THE TASK: All of the records below must be output exactly, with no pictures carried over.

SUPPLIED DATA:
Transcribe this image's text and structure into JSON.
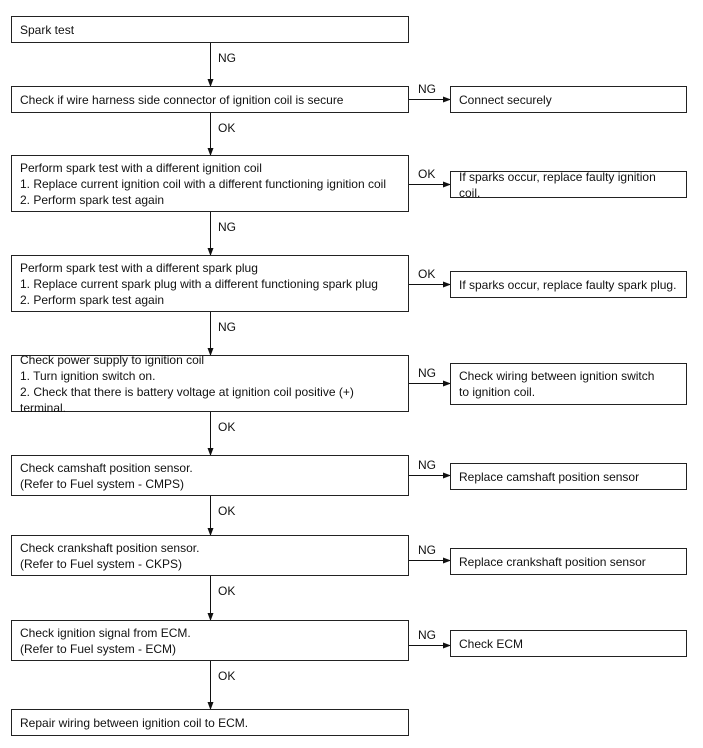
{
  "steps": [
    {
      "lines": [
        "Spark test"
      ],
      "down_label": "NG"
    },
    {
      "lines": [
        "Check if wire harness side connector of ignition coil is secure"
      ],
      "down_label": "OK",
      "side": {
        "label": "NG",
        "lines": [
          "Connect securely"
        ]
      }
    },
    {
      "lines": [
        "Perform spark test with a different ignition coil",
        "1. Replace current ignition coil with a different functioning ignition coil",
        "2. Perform spark test again"
      ],
      "down_label": "NG",
      "side": {
        "label": "OK",
        "lines": [
          "If sparks occur, replace faulty ignition coil."
        ]
      }
    },
    {
      "lines": [
        "Perform spark test with a different spark plug",
        "1. Replace current spark plug with a different functioning spark plug",
        "2. Perform spark test again"
      ],
      "down_label": "NG",
      "side": {
        "label": "OK",
        "lines": [
          "If sparks occur, replace faulty spark plug."
        ]
      }
    },
    {
      "lines": [
        "Check power supply to ignition coil",
        "1. Turn ignition switch on.",
        "2. Check that there is battery voltage at ignition coil positive (+) terminal."
      ],
      "down_label": "OK",
      "side": {
        "label": "NG",
        "lines": [
          "Check wiring between ignition switch",
          "to ignition coil."
        ]
      }
    },
    {
      "lines": [
        "Check camshaft position sensor.",
        "(Refer to Fuel system - CMPS)"
      ],
      "down_label": "OK",
      "side": {
        "label": "NG",
        "lines": [
          "Replace camshaft position sensor"
        ]
      }
    },
    {
      "lines": [
        "Check crankshaft position sensor.",
        "(Refer to Fuel system - CKPS)"
      ],
      "down_label": "OK",
      "side": {
        "label": "NG",
        "lines": [
          "Replace crankshaft position sensor"
        ]
      }
    },
    {
      "lines": [
        "Check ignition signal from ECM.",
        "(Refer to Fuel system - ECM)"
      ],
      "down_label": "OK",
      "side": {
        "label": "NG",
        "lines": [
          "Check ECM"
        ]
      }
    },
    {
      "lines": [
        "Repair wiring between ignition coil to ECM."
      ]
    }
  ]
}
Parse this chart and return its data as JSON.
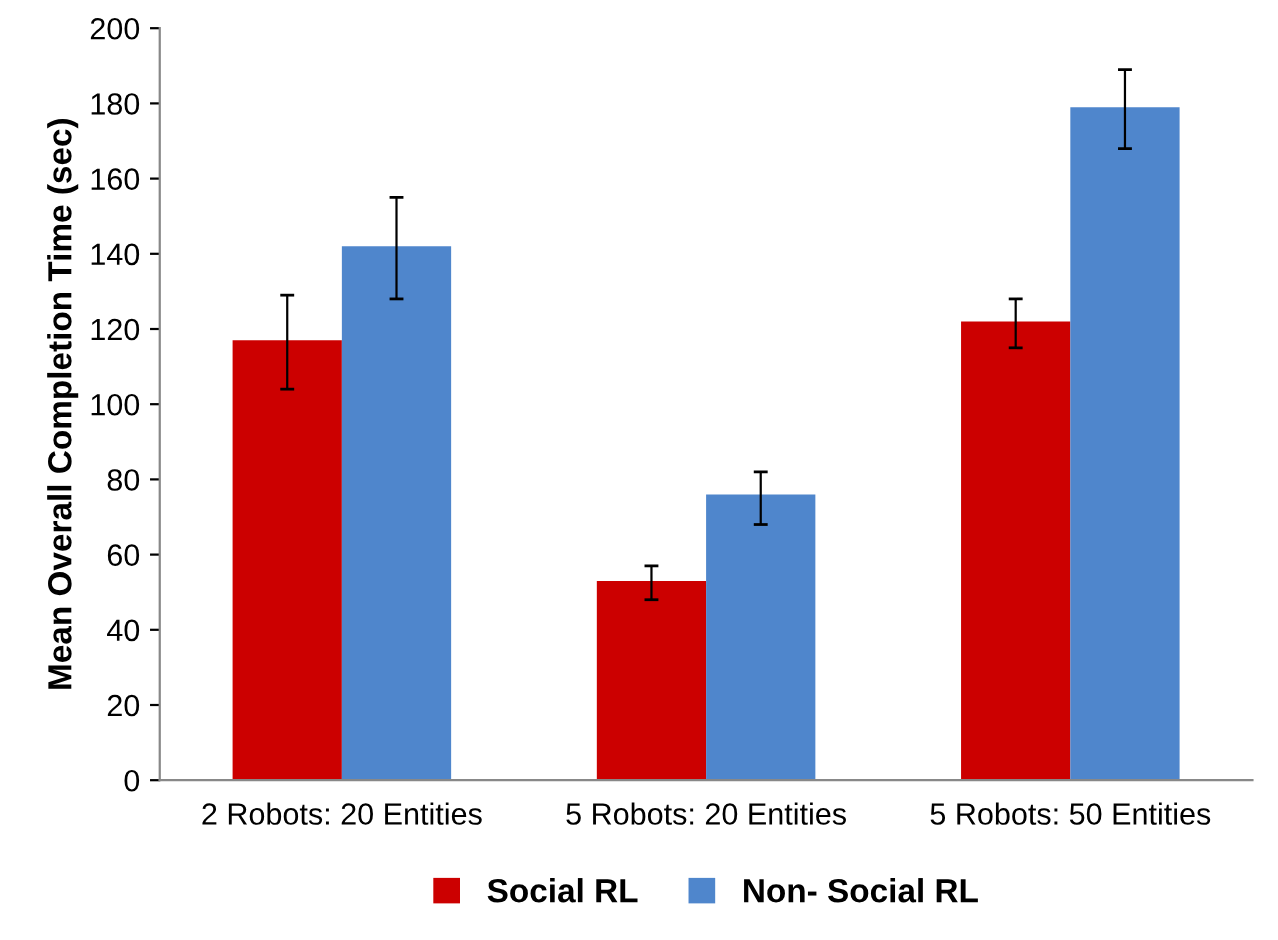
{
  "chart_data": {
    "type": "bar",
    "ylabel": "Mean Overall Completion Time (sec)",
    "categories": [
      "2 Robots: 20 Entities",
      "5 Robots: 20 Entities",
      "5 Robots: 50 Entities"
    ],
    "series": [
      {
        "name": "Social RL",
        "color": "#cc0000",
        "values": [
          117,
          53,
          122
        ],
        "errors": [
          [
            104,
            129
          ],
          [
            48,
            57
          ],
          [
            115,
            128
          ]
        ]
      },
      {
        "name": "Non- Social RL",
        "color": "#4f86cc",
        "values": [
          142,
          76,
          179
        ],
        "errors": [
          [
            128,
            155
          ],
          [
            68,
            82
          ],
          [
            168,
            189
          ]
        ]
      }
    ],
    "ylim": [
      0,
      200
    ],
    "yticks": [
      0,
      20,
      40,
      60,
      80,
      100,
      120,
      140,
      160,
      180,
      200
    ],
    "grid": false,
    "legend": "bottom"
  }
}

TASK RESPONSE:
Transcribe this image's text and structure into JSON.
{
  "steps": [
    {
      "lines": [
        "Spark test"
      ],
      "down_label": "NG"
    },
    {
      "lines": [
        "Check if wire harness side connector of ignition coil is secure"
      ],
      "down_label": "OK",
      "side": {
        "label": "NG",
        "lines": [
          "Connect securely"
        ]
      }
    },
    {
      "lines": [
        "Perform spark test with a different ignition coil",
        "1. Replace current ignition coil with a different functioning ignition coil",
        "2. Perform spark test again"
      ],
      "down_label": "NG",
      "side": {
        "label": "OK",
        "lines": [
          "If sparks occur, replace faulty ignition coil."
        ]
      }
    },
    {
      "lines": [
        "Perform spark test with a different spark plug",
        "1. Replace current spark plug with a different functioning spark plug",
        "2. Perform spark test again"
      ],
      "down_label": "NG",
      "side": {
        "label": "OK",
        "lines": [
          "If sparks occur, replace faulty spark plug."
        ]
      }
    },
    {
      "lines": [
        "Check power supply to ignition coil",
        "1. Turn ignition switch on.",
        "2. Check that there is battery voltage at ignition coil positive (+) terminal."
      ],
      "down_label": "OK",
      "side": {
        "label": "NG",
        "lines": [
          "Check wiring between ignition switch",
          "to ignition coil."
        ]
      }
    },
    {
      "lines": [
        "Check camshaft position sensor.",
        "(Refer to Fuel system - CMPS)"
      ],
      "down_label": "OK",
      "side": {
        "label": "NG",
        "lines": [
          "Replace camshaft position sensor"
        ]
      }
    },
    {
      "lines": [
        "Check crankshaft position sensor.",
        "(Refer to Fuel system - CKPS)"
      ],
      "down_label": "OK",
      "side": {
        "label": "NG",
        "lines": [
          "Replace crankshaft position sensor"
        ]
      }
    },
    {
      "lines": [
        "Check ignition signal from ECM.",
        "(Refer to Fuel system - ECM)"
      ],
      "down_label": "OK",
      "side": {
        "label": "NG",
        "lines": [
          "Check ECM"
        ]
      }
    },
    {
      "lines": [
        "Repair wiring between ignition coil to ECM."
      ]
    }
  ]
}
Parse this chart and return its data as JSON.
{
  "chart_data": {
    "type": "bar",
    "ylabel": "Mean Overall Completion Time (sec)",
    "categories": [
      "2 Robots: 20 Entities",
      "5 Robots: 20 Entities",
      "5 Robots: 50 Entities"
    ],
    "series": [
      {
        "name": "Social RL",
        "color": "#cc0000",
        "values": [
          117,
          53,
          122
        ],
        "errors": [
          [
            104,
            129
          ],
          [
            48,
            57
          ],
          [
            115,
            128
          ]
        ]
      },
      {
        "name": "Non- Social RL",
        "color": "#4f86cc",
        "values": [
          142,
          76,
          179
        ],
        "errors": [
          [
            128,
            155
          ],
          [
            68,
            82
          ],
          [
            168,
            189
          ]
        ]
      }
    ],
    "ylim": [
      0,
      200
    ],
    "yticks": [
      0,
      20,
      40,
      60,
      80,
      100,
      120,
      140,
      160,
      180,
      200
    ],
    "grid": false,
    "legend": "bottom"
  }
}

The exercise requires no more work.